Filter the listing below, copying every line in which the word "tumor" appears.

[DATA EXTRACT]

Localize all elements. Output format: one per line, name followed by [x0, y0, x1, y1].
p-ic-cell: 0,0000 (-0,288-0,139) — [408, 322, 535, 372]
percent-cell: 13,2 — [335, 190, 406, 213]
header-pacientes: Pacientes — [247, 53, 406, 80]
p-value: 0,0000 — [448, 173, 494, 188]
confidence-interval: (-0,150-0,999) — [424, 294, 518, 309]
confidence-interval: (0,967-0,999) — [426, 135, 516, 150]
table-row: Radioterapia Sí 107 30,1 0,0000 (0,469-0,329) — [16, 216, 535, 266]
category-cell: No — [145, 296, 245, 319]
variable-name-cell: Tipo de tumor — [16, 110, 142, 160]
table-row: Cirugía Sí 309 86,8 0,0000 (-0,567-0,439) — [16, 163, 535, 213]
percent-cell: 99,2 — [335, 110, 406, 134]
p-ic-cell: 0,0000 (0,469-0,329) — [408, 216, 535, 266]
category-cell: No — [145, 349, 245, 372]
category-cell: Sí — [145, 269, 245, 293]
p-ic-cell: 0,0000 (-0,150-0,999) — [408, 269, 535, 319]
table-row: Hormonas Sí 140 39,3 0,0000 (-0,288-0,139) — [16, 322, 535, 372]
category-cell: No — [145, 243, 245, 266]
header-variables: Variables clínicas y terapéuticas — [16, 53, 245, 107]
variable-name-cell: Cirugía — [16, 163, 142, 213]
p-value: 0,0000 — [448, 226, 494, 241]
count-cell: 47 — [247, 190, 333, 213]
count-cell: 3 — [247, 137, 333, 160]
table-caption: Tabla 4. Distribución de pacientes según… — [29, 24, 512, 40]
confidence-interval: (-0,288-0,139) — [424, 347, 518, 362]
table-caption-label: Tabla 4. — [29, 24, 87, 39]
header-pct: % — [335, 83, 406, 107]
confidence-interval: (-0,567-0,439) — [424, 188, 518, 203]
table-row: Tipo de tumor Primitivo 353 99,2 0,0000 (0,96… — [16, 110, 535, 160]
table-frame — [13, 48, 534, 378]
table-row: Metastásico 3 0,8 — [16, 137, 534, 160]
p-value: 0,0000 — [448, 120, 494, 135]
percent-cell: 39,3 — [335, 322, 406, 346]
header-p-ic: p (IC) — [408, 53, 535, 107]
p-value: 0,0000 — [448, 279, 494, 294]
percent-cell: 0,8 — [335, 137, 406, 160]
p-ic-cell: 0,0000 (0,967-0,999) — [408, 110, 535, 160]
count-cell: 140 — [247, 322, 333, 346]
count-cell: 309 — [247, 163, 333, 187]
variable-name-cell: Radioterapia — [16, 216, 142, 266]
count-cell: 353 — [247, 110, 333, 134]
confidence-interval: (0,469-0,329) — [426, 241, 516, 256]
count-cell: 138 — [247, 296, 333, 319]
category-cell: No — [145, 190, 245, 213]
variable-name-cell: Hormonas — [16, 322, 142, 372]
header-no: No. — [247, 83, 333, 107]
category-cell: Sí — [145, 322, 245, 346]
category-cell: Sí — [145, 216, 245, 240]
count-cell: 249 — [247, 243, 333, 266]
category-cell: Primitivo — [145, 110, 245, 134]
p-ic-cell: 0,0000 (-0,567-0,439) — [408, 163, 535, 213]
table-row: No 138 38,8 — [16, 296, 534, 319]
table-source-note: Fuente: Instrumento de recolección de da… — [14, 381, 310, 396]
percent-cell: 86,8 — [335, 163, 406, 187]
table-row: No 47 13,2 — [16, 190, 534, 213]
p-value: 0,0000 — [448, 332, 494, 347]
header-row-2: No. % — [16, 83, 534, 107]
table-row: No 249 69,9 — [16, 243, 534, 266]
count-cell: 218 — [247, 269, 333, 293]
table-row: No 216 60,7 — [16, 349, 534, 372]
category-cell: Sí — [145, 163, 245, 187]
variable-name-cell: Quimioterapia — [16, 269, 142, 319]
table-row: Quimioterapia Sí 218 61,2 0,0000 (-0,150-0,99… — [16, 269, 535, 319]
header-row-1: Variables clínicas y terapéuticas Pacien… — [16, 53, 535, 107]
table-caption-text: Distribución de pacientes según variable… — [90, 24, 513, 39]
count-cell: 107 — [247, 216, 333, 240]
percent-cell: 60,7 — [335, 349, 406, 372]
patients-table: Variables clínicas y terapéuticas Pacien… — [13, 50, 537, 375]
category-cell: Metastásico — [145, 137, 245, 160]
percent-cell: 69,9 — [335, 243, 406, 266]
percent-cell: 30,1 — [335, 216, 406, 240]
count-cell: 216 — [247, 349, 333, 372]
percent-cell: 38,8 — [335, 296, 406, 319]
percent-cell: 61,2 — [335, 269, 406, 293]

[/DATA EXTRACT]

• EXERCISE SOLUTION:
variable-name-cell: Tipo de tumor — [16, 110, 142, 160]
table-row: Tipo de tumor Primitivo 353 99,2 0,0000 (0,96… — [16, 110, 535, 160]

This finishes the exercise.